## STATED GOAL
Leave every picture out and write out the records below exactly.

## TASK INPUTS
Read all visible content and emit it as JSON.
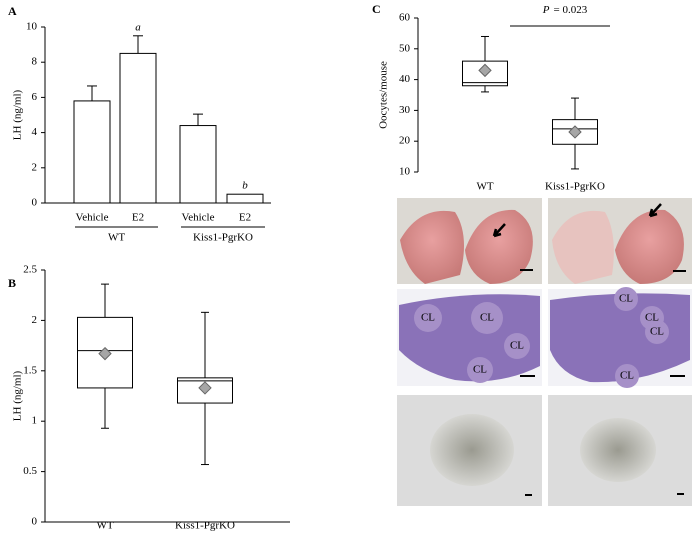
{
  "chart_data": [
    {
      "type": "bar",
      "panel": "A",
      "y_label": "LH (ng/ml)",
      "categories": [
        "Vehicle",
        "E2",
        "Vehicle",
        "E2"
      ],
      "values": [
        5.8,
        8.5,
        4.4,
        0.5
      ],
      "errors": [
        0.85,
        1.0,
        0.65,
        null
      ],
      "bar_annotations": [
        null,
        "a",
        null,
        "b"
      ],
      "group_labels": [
        "WT",
        "Kiss1-PgrKO"
      ],
      "color": "#ffffff",
      "ylim": [
        0,
        10
      ],
      "yticks": [
        0,
        2,
        4,
        6,
        8,
        10
      ]
    },
    {
      "type": "box",
      "panel": "B",
      "y_label": "LH (ng/ml)",
      "categories": [
        "WT",
        "Kiss1-PgrKO"
      ],
      "min": [
        0.93,
        0.57
      ],
      "q1": [
        1.33,
        1.18
      ],
      "median": [
        1.7,
        1.4
      ],
      "q3": [
        2.03,
        1.43
      ],
      "max": [
        2.36,
        2.08
      ],
      "mean": [
        1.67,
        1.33
      ],
      "color": "#ffffff",
      "mean_color": "#a6a6a6",
      "ylim": [
        0,
        2.5
      ],
      "yticks": [
        0,
        0.5,
        1,
        1.5,
        2,
        2.5
      ]
    },
    {
      "type": "box",
      "panel": "C",
      "y_label": "Oocytes/mouse",
      "categories": [
        "WT",
        "Kiss1-PgrKO"
      ],
      "min": [
        36,
        11
      ],
      "q1": [
        38,
        19
      ],
      "median": [
        39,
        24
      ],
      "q3": [
        46,
        27
      ],
      "max": [
        54,
        34
      ],
      "mean": [
        43,
        23
      ],
      "annotation_symbol": "P",
      "annotation_text": "= 0.023",
      "color": "#ffffff",
      "mean_color": "#a6a6a6",
      "ylim": [
        10,
        60
      ],
      "yticks": [
        10,
        20,
        30,
        40,
        50,
        60
      ]
    }
  ],
  "photos": {
    "histology_labels_wt": [
      "CL",
      "CL",
      "CL",
      "CL"
    ],
    "histology_labels_kiss1_pgrko": [
      "CL",
      "CL",
      "CL",
      "CL"
    ]
  }
}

## THE RESULT
Read all visible content and emit it as JSON.
{
  "chart_data": [
    {
      "type": "bar",
      "panel": "A",
      "y_label": "LH (ng/ml)",
      "categories": [
        "Vehicle",
        "E2",
        "Vehicle",
        "E2"
      ],
      "values": [
        5.8,
        8.5,
        4.4,
        0.5
      ],
      "errors": [
        0.85,
        1.0,
        0.65,
        null
      ],
      "bar_annotations": [
        null,
        "a",
        null,
        "b"
      ],
      "group_labels": [
        "WT",
        "Kiss1-PgrKO"
      ],
      "color": "#ffffff",
      "ylim": [
        0,
        10
      ],
      "yticks": [
        0,
        2,
        4,
        6,
        8,
        10
      ]
    },
    {
      "type": "box",
      "panel": "B",
      "y_label": "LH (ng/ml)",
      "categories": [
        "WT",
        "Kiss1-PgrKO"
      ],
      "min": [
        0.93,
        0.57
      ],
      "q1": [
        1.33,
        1.18
      ],
      "median": [
        1.7,
        1.4
      ],
      "q3": [
        2.03,
        1.43
      ],
      "max": [
        2.36,
        2.08
      ],
      "mean": [
        1.67,
        1.33
      ],
      "color": "#ffffff",
      "mean_color": "#a6a6a6",
      "ylim": [
        0,
        2.5
      ],
      "yticks": [
        0,
        0.5,
        1,
        1.5,
        2,
        2.5
      ]
    },
    {
      "type": "box",
      "panel": "C",
      "y_label": "Oocytes/mouse",
      "categories": [
        "WT",
        "Kiss1-PgrKO"
      ],
      "min": [
        36,
        11
      ],
      "q1": [
        38,
        19
      ],
      "median": [
        39,
        24
      ],
      "q3": [
        46,
        27
      ],
      "max": [
        54,
        34
      ],
      "mean": [
        43,
        23
      ],
      "annotation_symbol": "P",
      "annotation_text": "= 0.023",
      "color": "#ffffff",
      "mean_color": "#a6a6a6",
      "ylim": [
        10,
        60
      ],
      "yticks": [
        10,
        20,
        30,
        40,
        50,
        60
      ]
    }
  ],
  "photos": {
    "histology_labels_wt": [
      "CL",
      "CL",
      "CL",
      "CL"
    ],
    "histology_labels_kiss1_pgrko": [
      "CL",
      "CL",
      "CL",
      "CL"
    ]
  }
}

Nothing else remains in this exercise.